──────── Given information ────────

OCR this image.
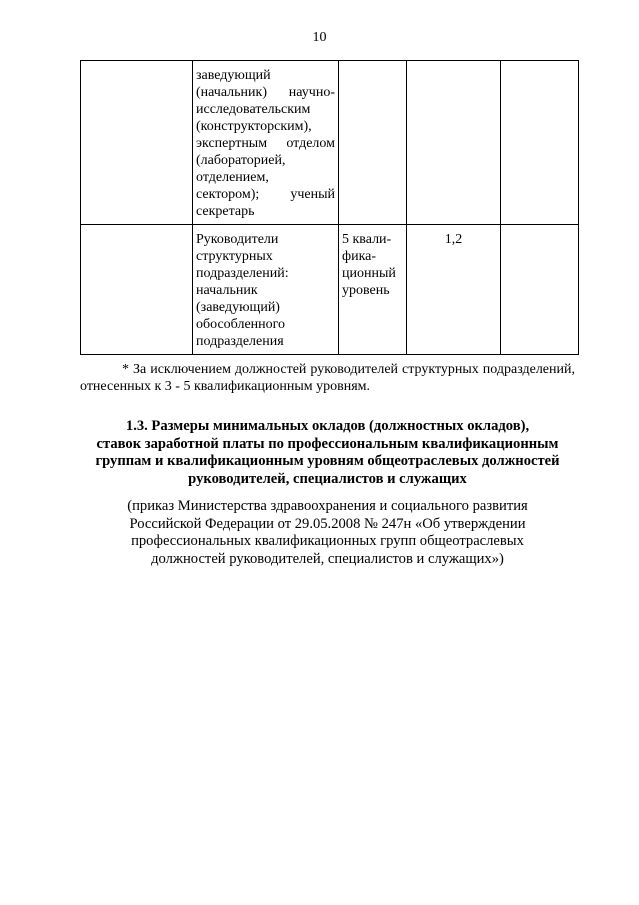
10
	заведующий (начальник) научно-исследовательским (конструкторским), экспертным отделом (лабораторией, отделением, сектором); ученый секретарь			
	Руководители структурных подразделений: начальник (заведующий) обособленного подразделения	5 квали-
фика-
ционный
уровень	1,2	

* За исключением должностей руководителей структурных подразделений, отнесенных к 3 - 5 квалификационным уровням.

1.3. Размеры минимальных окладов (должностных окладов),
ставок заработной платы по профессиональным квалификационным
группам и квалификационным уровням общеотраслевых должностей
руководителей, специалистов и служащих

(приказ Министерства здравоохранения и социального развития
Российской Федерации от 29.05.2008 № 247н «Об утверждении
профессиональных квалификационных групп общеотраслевых
должностей руководителей, специалистов и служащих»)
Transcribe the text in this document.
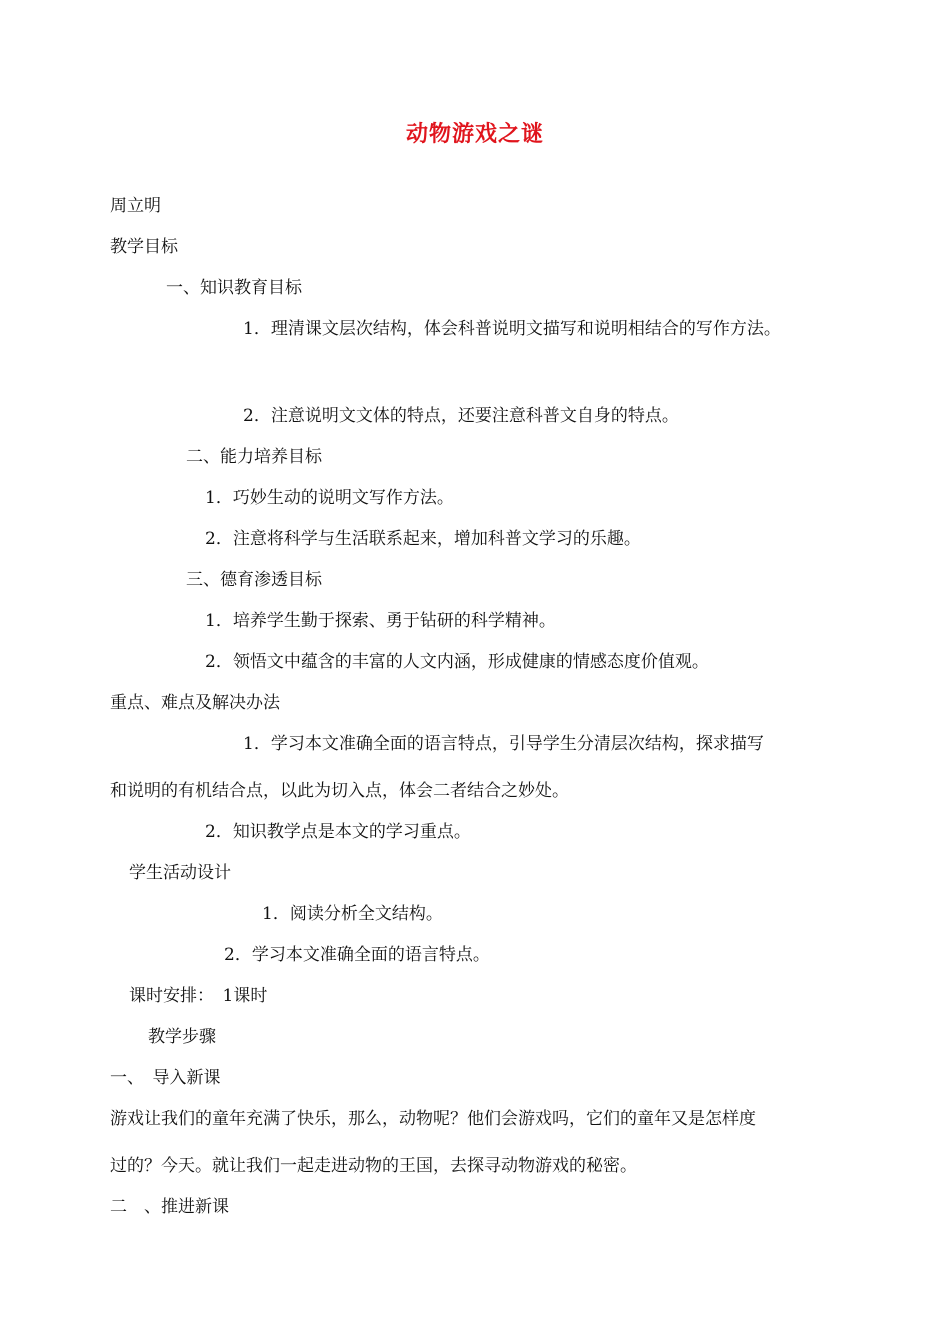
动物游戏之谜
周立明
教学目标
一、知识教育目标
1．理清课文层次结构，体会科普说明文描写和说明相结合的写作方法。
2．注意说明文文体的特点，还要注意科普文自身的特点。
二、能力培养目标
1．巧妙生动的说明文写作方法。
2．注意将科学与生活联系起来，增加科普文学习的乐趣。
三、德育渗透目标
1．培养学生勤于探索、勇于钻研的科学精神。
2．领悟文中蕴含的丰富的人文内涵，形成健康的情感态度价值观。
重点、难点及解决办法
1．学习本文准确全面的语言特点，引导学生分清层次结构，探求描写
和说明的有机结合点，以此为切入点，体会二者结合之妙处。
2．知识教学点是本文的学习重点。
学生活动设计
1．阅读分析全文结构。
2．学习本文准确全面的语言特点。
课时安排：　1课时
教学步骤
一、　导入新课
游戏让我们的童年充满了快乐，那么，动物呢？他们会游戏吗，它们的童年又是怎样度
过的？今天。就让我们一起走进动物的王国，去探寻动物游戏的秘密。
二　、推进新课
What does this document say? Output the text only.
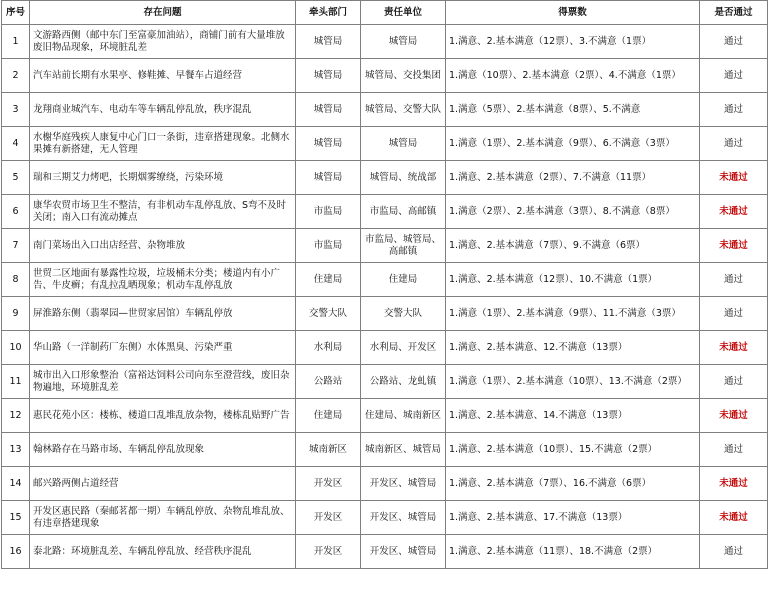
序号	存在问题	牵头部门	责任单位	得票数	是否通过
1	文游路西侧（邮中东门至富豪加油站），商铺门前有大量堆放废旧物品现象，环境脏乱差	城管局	城管局	1.满意、2.基本满意（12票）、3.不满意（1票）	通过
2	汽车站前长期有水果亭、修鞋摊、早餐车占道经营	城管局	城管局、交投集团	1.满意（10票）、2.基本满意（2票）、4.不满意（1票）	通过
3	龙翔商业城汽车、电动车等车辆乱停乱放，秩序混乱	城管局	城管局、交警大队	1.满意（5票）、2.基本满意（8票）、5.不满意	通过
4	水榭华庭残疾人康复中心门口一条街，违章搭建现象。北侧水果摊有新搭建，无人管理	城管局	城管局	1.满意（1票）、2.基本满意（9票）、6.不满意（3票）	通过
5	瑞和三期艾力烤吧，长期烟雾缭绕，污染环境	城管局	城管局、统战部	1.满意、2.基本满意（2票）、7.不满意（11票）	未通过
6	康华农贸市场卫生不整洁，有非机动车乱停乱放、S弯不及时关闭；南入口有流动摊点	市监局	市监局、高邮镇	1.满意（2票）、2.基本满意（3票）、8.不满意（8票）	未通过
7	南门菜场出入口出店经营、杂物堆放	市监局	市监局、城管局、高邮镇	1.满意、2.基本满意（7票）、9.不满意（6票）	未通过
8	世贸二区地面有暴露性垃圾，垃圾桶未分类；楼道内有小广告、牛皮癣；有乱拉乱晒现象；机动车乱停乱放	住建局	住建局	1.满意、2.基本满意（12票）、10.不满意（1票）	通过
9	屏淮路东侧（翡翠园—世贸家居馆）车辆乱停放	交警大队	交警大队	1.满意（1票）、2.基本满意（9票）、11.不满意（3票）	通过
10	华山路（一洋制药厂东侧）水体黑臭、污染严重	水利局	水利局、开发区	1.满意、2.基本满意、12.不满意（13票）	未通过
11	城市出入口形象整治（富裕达饲料公司向东至澄营线，废旧杂物遍地，环境脏乱差	公路站	公路站、龙虬镇	1.满意（1票）、2.基本满意（10票）、13.不满意（2票）	通过
12	惠民花苑小区：楼栋、楼道口乱堆乱放杂物，楼栋乱贴野广告	住建局	住建局、城南新区	1.满意、2.基本满意、14.不满意（13票）	未通过
13	翰林路存在马路市场、车辆乱停乱放现象	城南新区	城南新区、城管局	1.满意、2.基本满意（10票）、15.不满意（2票）	通过
14	邮兴路两侧占道经营	开发区	开发区、城管局	1.满意、2.基本满意（7票）、16.不满意（6票）	未通过
15	开发区惠民路（秦邮茗都一期）车辆乱停放、杂物乱堆乱放、有违章搭建现象	开发区	开发区、城管局	1.满意、2.基本满意、17.不满意（13票）	未通过
16	泰北路：环境脏乱差、车辆乱停乱放、经营秩序混乱	开发区	开发区、城管局	1.满意、2.基本满意（11票）、18.不满意（2票）	通过
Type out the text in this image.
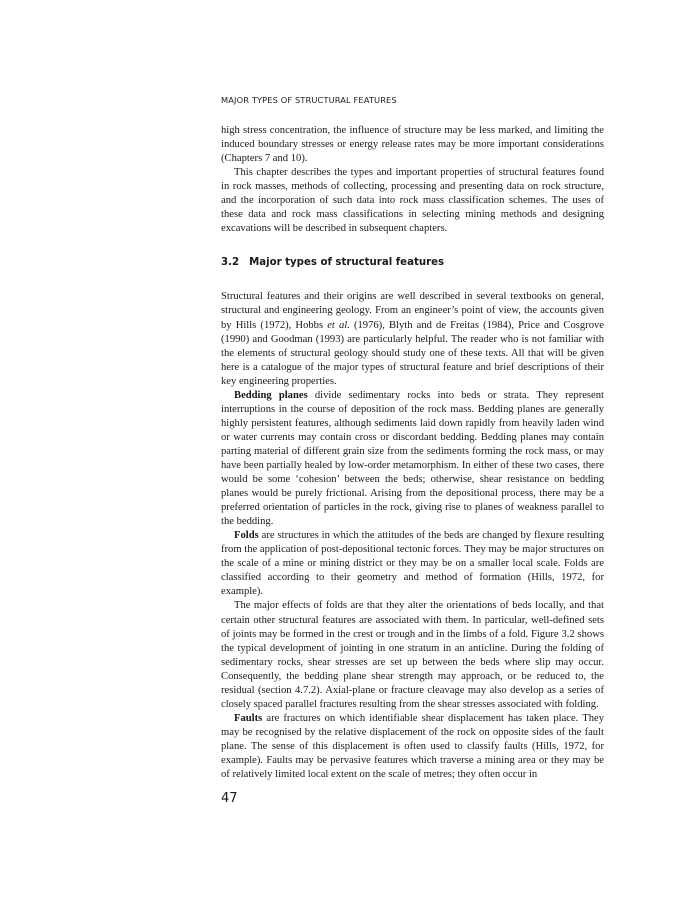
MAJOR TYPES OF STRUCTURAL FEATURES

high stress concentration, the influence of structure may be less marked, and limiting the induced boundary stresses or energy release rates may be more important considerations (Chapters 7 and 10).

This chapter describes the types and important properties of structural features found in rock masses, methods of collecting, processing and presenting data on rock structure, and the incorporation of such data into rock mass classification schemes. The uses of these data and rock mass classifications in selecting mining methods and designing excavations will be described in subsequent chapters.

3.2 Major types of structural features

Structural features and their origins are well described in several textbooks on general, structural and engineering geology. From an engineer’s point of view, the accounts given by Hills (1972), Hobbs et al. (1976), Blyth and de Freitas (1984), Price and Cosgrove (1990) and Goodman (1993) are particularly helpful. The reader who is not familiar with the elements of structural geology should study one of these texts. All that will be given here is a catalogue of the major types of structural feature and brief descriptions of their key engineering properties.

Bedding planes divide sedimentary rocks into beds or strata. They represent interruptions in the course of deposition of the rock mass. Bedding planes are generally highly persistent features, although sediments laid down rapidly from heavily laden wind or water currents may contain cross or discordant bedding. Bedding planes may contain parting material of different grain size from the sediments forming the rock mass, or may have been partially healed by low-order metamorphism. In either of these two cases, there would be some ‘cohesion’ between the beds; otherwise, shear resistance on bedding planes would be purely frictional. Arising from the depositional process, there may be a preferred orientation of particles in the rock, giving rise to planes of weakness parallel to the bedding.

Folds are structures in which the attitudes of the beds are changed by flexure resulting from the application of post-depositional tectonic forces. They may be major structures on the scale of a mine or mining district or they may be on a smaller local scale. Folds are classified according to their geometry and method of formation (Hills, 1972, for example).

The major effects of folds are that they alter the orientations of beds locally, and that certain other structural features are associated with them. In particular, well-defined sets of joints may be formed in the crest or trough and in the limbs of a fold. Figure 3.2 shows the typical development of jointing in one stratum in an anticline. During the folding of sedimentary rocks, shear stresses are set up between the beds where slip may occur. Consequently, the bedding plane shear strength may approach, or be reduced to, the residual (section 4.7.2). Axial-plane or fracture cleavage may also develop as a series of closely spaced parallel fractures resulting from the shear stresses associated with folding.

Faults are fractures on which identifiable shear displacement has taken place. They may be recognised by the relative displacement of the rock on opposite sides of the fault plane. The sense of this displacement is often used to classify faults (Hills, 1972, for example). Faults may be pervasive features which traverse a mining area or they may be of relatively limited local extent on the scale of metres; they often occur in

47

────────

**Work to do:** Quote every line of the records above exactly; no picture is to be copied.

**Full solution:**
OCR this image.
10
	заведующий (начальник) научно-исследовательским (конструкторским), экспертным отделом (лабораторией, отделением, сектором); ученый секретарь			
	Руководители структурных подразделений: начальник (заведующий) обособленного подразделения	5 квали-
фика-
ционный
уровень	1,2	

* За исключением должностей руководителей структурных подразделений, отнесенных к 3 - 5 квалификационным уровням.

1.3. Размеры минимальных окладов (должностных окладов),
ставок заработной платы по профессиональным квалификационным
группам и квалификационным уровням общеотраслевых должностей
руководителей, специалистов и служащих

(приказ Министерства здравоохранения и социального развития
Российской Федерации от 29.05.2008 № 247н «Об утверждении
профессиональных квалификационных групп общеотраслевых
должностей руководителей, специалистов и служащих»)
Transcribe the text in this document.
动物游戏之谜
周立明
教学目标
一、知识教育目标
1．理清课文层次结构，体会科普说明文描写和说明相结合的写作方法。
2．注意说明文文体的特点，还要注意科普文自身的特点。
二、能力培养目标
1．巧妙生动的说明文写作方法。
2．注意将科学与生活联系起来，增加科普文学习的乐趣。
三、德育渗透目标
1．培养学生勤于探索、勇于钻研的科学精神。
2．领悟文中蕴含的丰富的人文内涵，形成健康的情感态度价值观。
重点、难点及解决办法
1．学习本文准确全面的语言特点，引导学生分清层次结构，探求描写
和说明的有机结合点，以此为切入点，体会二者结合之妙处。
2．知识教学点是本文的学习重点。
学生活动设计
1．阅读分析全文结构。
2．学习本文准确全面的语言特点。
课时安排：　1课时
教学步骤
一、　导入新课
游戏让我们的童年充满了快乐，那么，动物呢？他们会游戏吗，它们的童年又是怎样度
过的？今天。就让我们一起走进动物的王国，去探寻动物游戏的秘密。
二　、推进新课
What does this document say? Output the text only.
序号	存在问题	牵头部门	责任单位	得票数	是否通过
1	文游路西侧（邮中东门至富豪加油站），商铺门前有大量堆放废旧物品现象，环境脏乱差	城管局	城管局	1.满意、2.基本满意（12票）、3.不满意（1票）	通过
2	汽车站前长期有水果亭、修鞋摊、早餐车占道经营	城管局	城管局、交投集团	1.满意（10票）、2.基本满意（2票）、4.不满意（1票）	通过
3	龙翔商业城汽车、电动车等车辆乱停乱放，秩序混乱	城管局	城管局、交警大队	1.满意（5票）、2.基本满意（8票）、5.不满意	通过
4	水榭华庭残疾人康复中心门口一条街，违章搭建现象。北侧水果摊有新搭建，无人管理	城管局	城管局	1.满意（1票）、2.基本满意（9票）、6.不满意（3票）	通过
5	瑞和三期艾力烤吧，长期烟雾缭绕，污染环境	城管局	城管局、统战部	1.满意、2.基本满意（2票）、7.不满意（11票）	未通过
6	康华农贸市场卫生不整洁，有非机动车乱停乱放、S弯不及时关闭；南入口有流动摊点	市监局	市监局、高邮镇	1.满意（2票）、2.基本满意（3票）、8.不满意（8票）	未通过
7	南门菜场出入口出店经营、杂物堆放	市监局	市监局、城管局、高邮镇	1.满意、2.基本满意（7票）、9.不满意（6票）	未通过
8	世贸二区地面有暴露性垃圾，垃圾桶未分类；楼道内有小广告、牛皮癣；有乱拉乱晒现象；机动车乱停乱放	住建局	住建局	1.满意、2.基本满意（12票）、10.不满意（1票）	通过
9	屏淮路东侧（翡翠园—世贸家居馆）车辆乱停放	交警大队	交警大队	1.满意（1票）、2.基本满意（9票）、11.不满意（3票）	通过
10	华山路（一洋制药厂东侧）水体黑臭、污染严重	水利局	水利局、开发区	1.满意、2.基本满意、12.不满意（13票）	未通过
11	城市出入口形象整治（富裕达饲料公司向东至澄营线，废旧杂物遍地，环境脏乱差	公路站	公路站、龙虬镇	1.满意（1票）、2.基本满意（10票）、13.不满意（2票）	通过
12	惠民花苑小区：楼栋、楼道口乱堆乱放杂物，楼栋乱贴野广告	住建局	住建局、城南新区	1.满意、2.基本满意、14.不满意（13票）	未通过
13	翰林路存在马路市场、车辆乱停乱放现象	城南新区	城南新区、城管局	1.满意、2.基本满意（10票）、15.不满意（2票）	通过
14	邮兴路两侧占道经营	开发区	开发区、城管局	1.满意、2.基本满意（7票）、16.不满意（6票）	未通过
15	开发区惠民路（秦邮茗都一期）车辆乱停放、杂物乱堆乱放、有违章搭建现象	开发区	开发区、城管局	1.满意、2.基本满意、17.不满意（13票）	未通过
16	泰北路：环境脏乱差、车辆乱停乱放、经营秩序混乱	开发区	开发区、城管局	1.满意、2.基本满意（11票）、18.不满意（2票）	通过
Type out the text in this image.
MAJOR TYPES OF STRUCTURAL FEATURES

high stress concentration, the influence of structure may be less marked, and limiting the induced boundary stresses or energy release rates may be more important considerations (Chapters 7 and 10).

This chapter describes the types and important properties of structural features found in rock masses, methods of collecting, processing and presenting data on rock structure, and the incorporation of such data into rock mass classification schemes. The uses of these data and rock mass classifications in selecting mining methods and designing excavations will be described in subsequent chapters.

3.2 Major types of structural features

Structural features and their origins are well described in several textbooks on general, structural and engineering geology. From an engineer’s point of view, the accounts given by Hills (1972), Hobbs et al. (1976), Blyth and de Freitas (1984), Price and Cosgrove (1990) and Goodman (1993) are particularly helpful. The reader who is not familiar with the elements of structural geology should study one of these texts. All that will be given here is a catalogue of the major types of structural feature and brief descriptions of their key engineering properties.

Bedding planes divide sedimentary rocks into beds or strata. They represent interruptions in the course of deposition of the rock mass. Bedding planes are generally highly persistent features, although sediments laid down rapidly from heavily laden wind or water currents may contain cross or discordant bedding. Bedding planes may contain parting material of different grain size from the sediments forming the rock mass, or may have been partially healed by low-order metamorphism. In either of these two cases, there would be some ‘cohesion’ between the beds; otherwise, shear resistance on bedding planes would be purely frictional. Arising from the depositional process, there may be a preferred orientation of particles in the rock, giving rise to planes of weakness parallel to the bedding.

Folds are structures in which the attitudes of the beds are changed by flexure resulting from the application of post-depositional tectonic forces. They may be major structures on the scale of a mine or mining district or they may be on a smaller local scale. Folds are classified according to their geometry and method of formation (Hills, 1972, for example).

The major effects of folds are that they alter the orientations of beds locally, and that certain other structural features are associated with them. In particular, well-defined sets of joints may be formed in the crest or trough and in the limbs of a fold. Figure 3.2 shows the typical development of jointing in one stratum in an anticline. During the folding of sedimentary rocks, shear stresses are set up between the beds where slip may occur. Consequently, the bedding plane shear strength may approach, or be reduced to, the residual (section 4.7.2). Axial-plane or fracture cleavage may also develop as a series of closely spaced parallel fractures resulting from the shear stresses associated with folding.

Faults are fractures on which identifiable shear displacement has taken place. They may be recognised by the relative displacement of the rock on opposite sides of the fault plane. The sense of this displacement is often used to classify faults (Hills, 1972, for example). Faults may be pervasive features which traverse a mining area or they may be of relatively limited local extent on the scale of metres; they often occur in

47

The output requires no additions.